-- START OF Listed records --

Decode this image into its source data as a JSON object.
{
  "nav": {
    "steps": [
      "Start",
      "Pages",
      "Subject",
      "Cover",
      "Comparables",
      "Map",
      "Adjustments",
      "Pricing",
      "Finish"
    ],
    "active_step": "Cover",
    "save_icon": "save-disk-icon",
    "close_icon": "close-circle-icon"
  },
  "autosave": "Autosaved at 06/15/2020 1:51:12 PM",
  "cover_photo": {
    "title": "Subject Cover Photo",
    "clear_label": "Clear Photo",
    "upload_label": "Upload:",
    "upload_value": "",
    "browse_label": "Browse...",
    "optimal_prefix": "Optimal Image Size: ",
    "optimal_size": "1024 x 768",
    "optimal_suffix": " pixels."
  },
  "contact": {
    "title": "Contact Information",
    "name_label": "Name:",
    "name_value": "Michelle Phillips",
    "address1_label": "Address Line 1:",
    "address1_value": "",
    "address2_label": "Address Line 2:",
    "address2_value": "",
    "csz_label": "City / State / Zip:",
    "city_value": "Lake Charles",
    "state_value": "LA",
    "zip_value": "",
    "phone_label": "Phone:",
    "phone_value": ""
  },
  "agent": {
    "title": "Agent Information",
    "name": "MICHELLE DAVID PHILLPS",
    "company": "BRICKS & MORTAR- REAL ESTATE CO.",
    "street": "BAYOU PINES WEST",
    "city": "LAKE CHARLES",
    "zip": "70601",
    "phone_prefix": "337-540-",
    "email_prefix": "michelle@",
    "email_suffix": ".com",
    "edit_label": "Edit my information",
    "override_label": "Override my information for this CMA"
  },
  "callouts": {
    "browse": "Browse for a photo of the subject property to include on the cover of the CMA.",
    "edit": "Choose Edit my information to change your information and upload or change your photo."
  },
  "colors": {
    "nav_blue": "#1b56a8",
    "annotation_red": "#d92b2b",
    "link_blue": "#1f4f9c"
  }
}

-- END OF Listed records --

▶ Problem statement: Scan the entries above for the word "icon" and collect each line holding it.

▶ Exercise response:
    "save_icon": "save-disk-icon",
    "close_icon": "close-circle-icon"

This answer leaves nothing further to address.